● EXCERPTED TEXT:
----
Apple in Summer

IMG_0346

You can sit in the pine trees, you can feel at home
You can breathe a sigh of silence in the woods.
—Jake Bugg, “Pine Trees”

This summer, my name is Apple, and I’m working as a counselor at Tomahawk Ranch Girl Scout Camp in the pine tree wonderland of Bailey, Colorado. Being a camp counselor is the most exhausting, wild, and pricelessly life-giving experience. Seeing tween girls grow mentally and emotionally within the course of one week is SO awesome and it gives me hope. I know for a fact girls can, and will, be the future. Their inherent curiosity and passion for life and learning remind me to use my imagination and marvel at the little things every once in a while. For it is in those things that life dwells. Life in its messiness and vulnerability and beauty.

35616120515_94f00a468d_o
Me & Curly Sue—my AMAZING counselor teammate (photo by Erin Barnard)

This summer’s been filled with moments of rich, tear-filled laughter, dancing to Disney music and the Jonas Brothers to my heart’s content, singing loud and proud to annoyingly catchy camp songs, listening intently to crazy stories the girls fabricate, and constantly reminding the girls through words and actions that they are brave, beautiful and cared for.

These girls don’t know anything about me, except my camp name, Apple, which isn’t even my real name. And yet, they look up to me and want to hug me goodnight and ask where I am when I leave. They need me, and that is a beautiful and happy feeling—to be needed. Past accomplishments and appearances don’t matter here (thank goodness, given my showers are few and far between) These girlies see me and love me and want to be with me simply for who I am, in that moment, day-by-day. And working around so many resilient, courageous women (our staff is composed of women…and a few men…from all sorts of walks of life and backgrounds and cultures and beliefs. It is inspiring to sit with them and hear their stories of braveness and heart) has continued to show me how important it is to not only recognize true beauty and character, but to celebrate it. If we really knew about the quiet, humble, invincible strength inside the women around us, we would be absolutely breath taken.

34774928574_286b8bfb07_o
singin’ goodnight songs after campfire (photo by Erin Barnard)

The campers astound me sometimes with their simple wisdom which seems to come out of nowhere. One of the biggest lessons of the summer has been to stay open to the power of possibility. I just finished a profound book by Krista Tippett called Becoming Wise, and in it she sums up beautifully how children can show us how to live—truthful and vulnerable—something I’ve seen first-hand at camp.
----
● DATA ROWS:
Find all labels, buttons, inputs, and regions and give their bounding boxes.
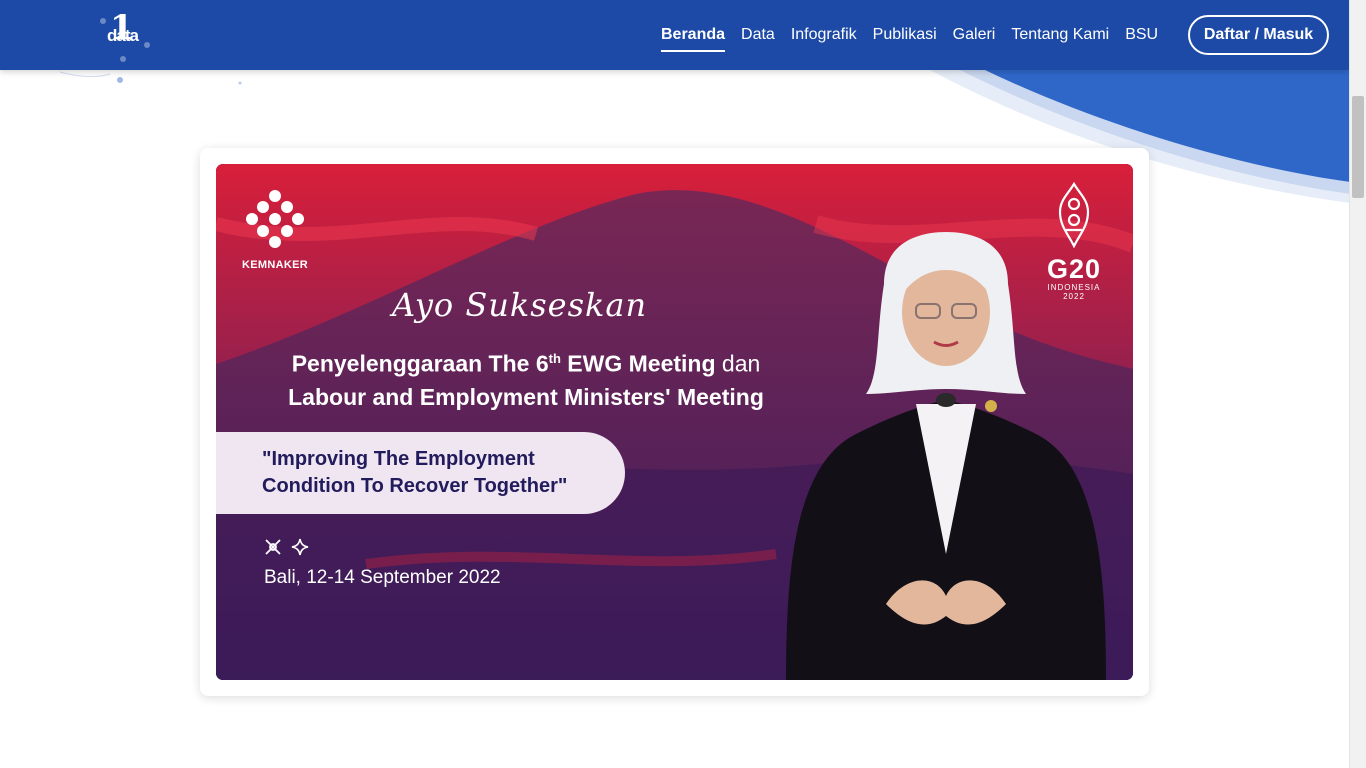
banner-card: KEMNAKER G20 INDONESIA 2022 Ayo Sukseska… — [200, 148, 1149, 696]
banner-headline: Penyelenggaraan The 6th EWG Meeting dan … — [256, 342, 796, 414]
logo-text: data — [107, 26, 139, 45]
scrollbar-thumb[interactable] — [1352, 96, 1364, 198]
batik-cross-icon — [265, 539, 281, 555]
page-scrollbar[interactable] — [1349, 0, 1366, 768]
nav-item-data[interactable]: Data — [741, 25, 775, 45]
headline-line-1: Penyelenggaraan The 6th EWG Meeting dan — [256, 342, 796, 381]
banner-script-title: Ayo Sukseskan — [392, 286, 648, 324]
logo-dot — [144, 42, 150, 48]
nav-item-galeri[interactable]: Galeri — [953, 25, 996, 45]
theme-quote: "Improving The Employment Condition To R… — [262, 448, 568, 497]
kemnaker-logo-icon — [246, 190, 304, 248]
kemnaker-logo: KEMNAKER — [242, 186, 308, 271]
minister-photo — [786, 232, 1106, 680]
nav-item-infografik[interactable]: Infografik — [791, 25, 857, 45]
logo-dot — [100, 18, 106, 24]
nav-item-tentang-kami[interactable]: Tentang Kami — [1011, 25, 1109, 45]
headline-part-1: Penyelenggaraan The 6 — [291, 350, 549, 377]
nav-item-beranda[interactable]: Beranda — [661, 25, 726, 52]
main-nav: Beranda Data Infografik Publikasi Galeri… — [661, 0, 1174, 70]
hero-banner[interactable]: KEMNAKER G20 INDONESIA 2022 Ayo Sukseska… — [216, 164, 1133, 680]
headline-part-3: dan — [721, 350, 761, 377]
nav-item-bsu[interactable]: BSU — [1125, 25, 1158, 45]
nav-item-publikasi[interactable]: Publikasi — [873, 25, 937, 45]
sparkle-icon — [291, 538, 308, 556]
decorative-icons — [264, 538, 309, 561]
kemnaker-label: KEMNAKER — [242, 259, 308, 271]
headline-superscript: th — [548, 351, 561, 366]
event-location-date: Bali, 12-14 September 2022 — [264, 567, 501, 588]
navbar: 1 data Beranda Data Infografik Publikasi… — [0, 0, 1349, 70]
logo-dot — [120, 56, 126, 62]
headline-part-2: EWG Meeting — [560, 350, 722, 377]
login-register-button[interactable]: Daftar / Masuk — [1188, 15, 1329, 55]
theme-quote-pill: "Improving The Employment Condition To R… — [216, 432, 625, 514]
page: 1 data Beranda Data Infografik Publikasi… — [0, 0, 1366, 768]
site-logo[interactable]: 1 data — [100, 8, 154, 62]
headline-line-2: Labour and Employment Ministers' Meeting — [288, 383, 764, 410]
----
● PROBLEM TO WORK ON: Transcribe the camp counselor essay above word for word, starting at "You can sit" and ending at "teammate (photo by Erin Barnard)".

● WORKED ANSWER:
You can sit in the pine trees, you can feel at home
You can breathe a sigh of silence in the woods.
—Jake Bugg, “Pine Trees”

This summer, my name is Apple, and I’m working as a counselor at Tomahawk Ranch Girl Scout Camp in the pine tree wonderland of Bailey, Colorado. Being a camp counselor is the most exhausting, wild, and pricelessly life-giving experience. Seeing tween girls grow mentally and emotionally within the course of one week is SO awesome and it gives me hope. I know for a fact girls can, and will, be the future. Their inherent curiosity and passion for life and learning remind me to use my imagination and marvel at the little things every once in a while. For it is in those things that life dwells. Life in its messiness and vulnerability and beauty.

35616120515_94f00a468d_o
Me & Curly Sue—my AMAZING counselor teammate (photo by Erin Barnard)